Stated problem | Convert the records below into a numbered list with one line per item, leaving out blank lines and any pictures.

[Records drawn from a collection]

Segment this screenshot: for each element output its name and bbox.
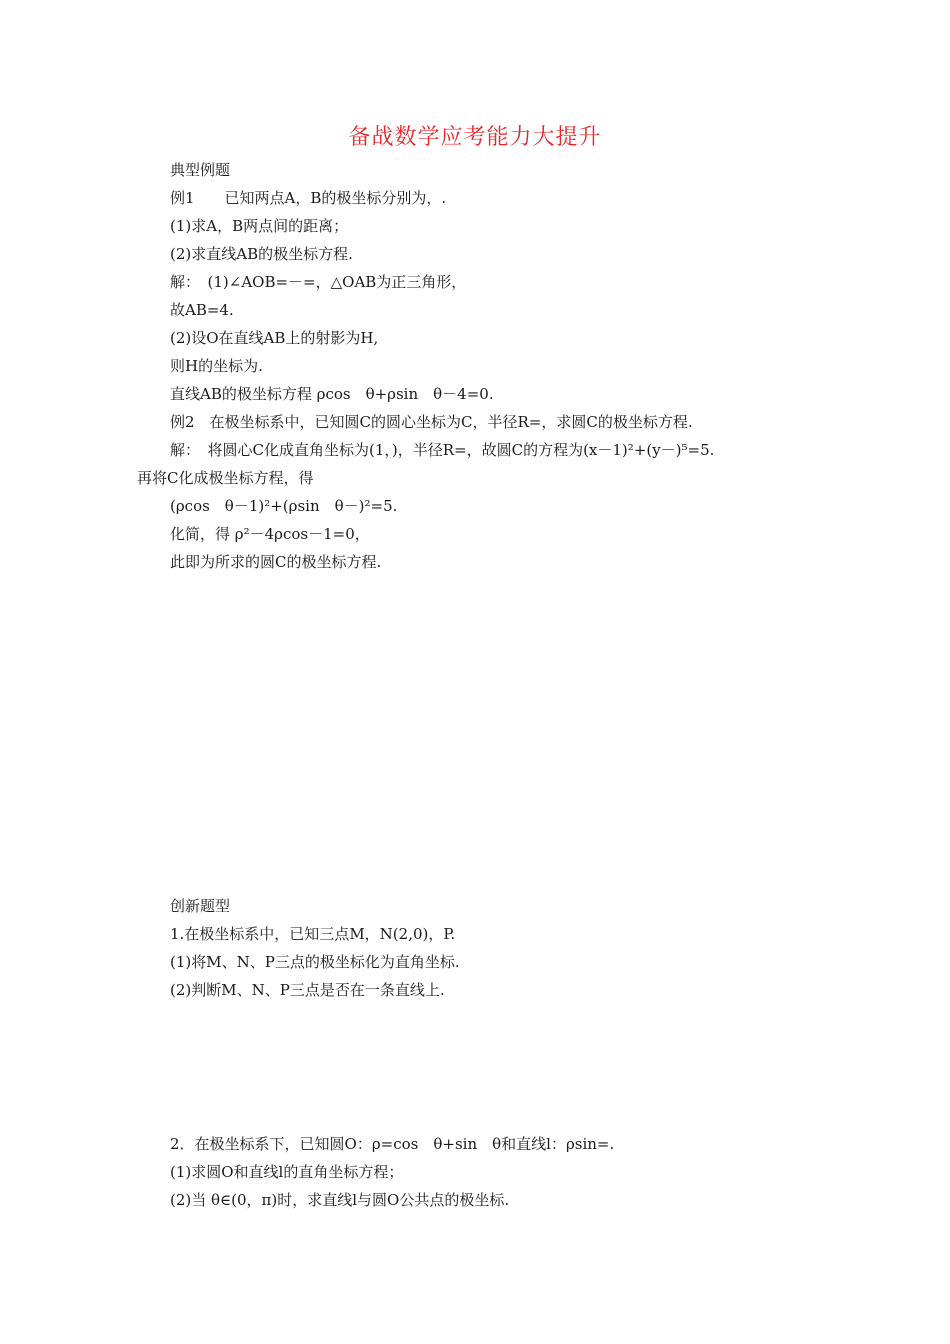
question2-statement: 2．在极坐标系下，已知圆O：ρ=cos θ+sin θ和直线l：ρsin=. [170, 1135, 615, 1153]
example2-statement: 例2 在极坐标系中，已知圆C的圆心坐标为C，半径R=，求圆C的极坐标方程. [170, 413, 693, 431]
question1-part2: (2)判断M、N、P三点是否在一条直线上. [170, 981, 445, 999]
section-heading-typical-examples: 典型例题 [170, 161, 231, 179]
example1-part1: (1)求A，B两点间的距离； [170, 217, 349, 235]
example2-solution-line5: 此即为所求的圆C的极坐标方程. [170, 553, 382, 571]
page-title: 备战数学应考能力大提升 [348, 125, 602, 150]
example1-solution-line4: 则H的坐标为. [170, 357, 263, 375]
question1-statement: 1.在极坐标系中，已知三点M，N(2,0)，P. [170, 925, 456, 943]
question2-part1: (1)求圆O和直线l的直角坐标方程； [170, 1163, 404, 1181]
example1-solution-line5: 直线AB的极坐标方程 ρcos θ+ρsin θ－4=0. [170, 385, 494, 403]
example2-solution-line4: 化简，得 ρ²－4ρcos－1=0， [170, 525, 370, 543]
example1-solution-line1: 解： (1)∠AOB=－=，△OAB为正三角形， [170, 273, 467, 291]
example1-solution-line3: (2)设O在直线AB上的射影为H, [170, 329, 379, 347]
example2-solution-line2: 再将C化成极坐标方程，得 [137, 469, 314, 487]
example2-solution-line1: 解： 将圆心C化成直角坐标为(1，)，半径R=，故圆C的方程为(x－1)²+(y－)⁵=5. [170, 441, 715, 459]
section-heading-innovative-problems: 创新题型 [170, 897, 231, 915]
example1-part2: (2)求直线AB的极坐标方程. [170, 245, 353, 263]
example1-statement: 例1 已知两点A，B的极坐标分别为，. [170, 189, 447, 207]
example2-solution-line3: (ρcos θ－1)²+(ρsin θ－)²=5. [170, 497, 398, 515]
example1-solution-line2: 故AB=4. [170, 301, 234, 319]
question1-part1: (1)将M、N、P三点的极坐标化为直角坐标. [170, 953, 460, 971]
question2-part2: (2)当 θ∈(0，π)时，求直线l与圆O公共点的极坐标. [170, 1191, 510, 1209]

Written solution |
1. Segment this screenshot: for each element output its name and bbox.
2. question2-statement: 2．在极坐标系下，已知圆O：ρ=cos θ+sin θ和直线l：ρsin=. [170, 1135, 615, 1153]
3. example2-statement: 例2 在极坐标系中，已知圆C的圆心坐标为C，半径R=，求圆C的极坐标方程. [170, 413, 693, 431]
4. question1-part2: (2)判断M、N、P三点是否在一条直线上. [170, 981, 445, 999]
5. section-heading-typical-examples: 典型例题 [170, 161, 231, 179]
6. example1-part1: (1)求A，B两点间的距离； [170, 217, 349, 235]
7. example2-solution-line5: 此即为所求的圆C的极坐标方程. [170, 553, 382, 571]
8. page-title: 备战数学应考能力大提升 [348, 125, 602, 150]
9. example1-solution-line4: 则H的坐标为. [170, 357, 263, 375]
10. question1-statement: 1.在极坐标系中，已知三点M，N(2,0)，P. [170, 925, 456, 943]
11. question2-part1: (1)求圆O和直线l的直角坐标方程； [170, 1163, 404, 1181]
12. example1-solution-line5: 直线AB的极坐标方程 ρcos θ+ρsin θ－4=0. [170, 385, 494, 403]
13. example2-solution-line4: 化简，得 ρ²－4ρcos－1=0， [170, 525, 370, 543]
14. example1-solution-line1: 解： (1)∠AOB=－=，△OAB为正三角形， [170, 273, 467, 291]
15. example1-solution-line3: (2)设O在直线AB上的射影为H, [170, 329, 379, 347]
16. example2-solution-line2: 再将C化成极坐标方程，得 [137, 469, 314, 487]
17. example2-solution-line1: 解： 将圆心C化成直角坐标为(1，)，半径R=，故圆C的方程为(x－1)²+(y－)⁵=5. [170, 441, 715, 459]
18. section-heading-innovative-problems: 创新题型 [170, 897, 231, 915]
19. example1-part2: (2)求直线AB的极坐标方程. [170, 245, 353, 263]
20. example1-statement: 例1 已知两点A，B的极坐标分别为，. [170, 189, 447, 207]
21. example2-solution-line3: (ρcos θ－1)²+(ρsin θ－)²=5. [170, 497, 398, 515]
22. example1-solution-line2: 故AB=4. [170, 301, 234, 319]
23. question1-part1: (1)将M、N、P三点的极坐标化为直角坐标. [170, 953, 460, 971]
24. question2-part2: (2)当 θ∈(0，π)时，求直线l与圆O公共点的极坐标. [170, 1191, 510, 1209]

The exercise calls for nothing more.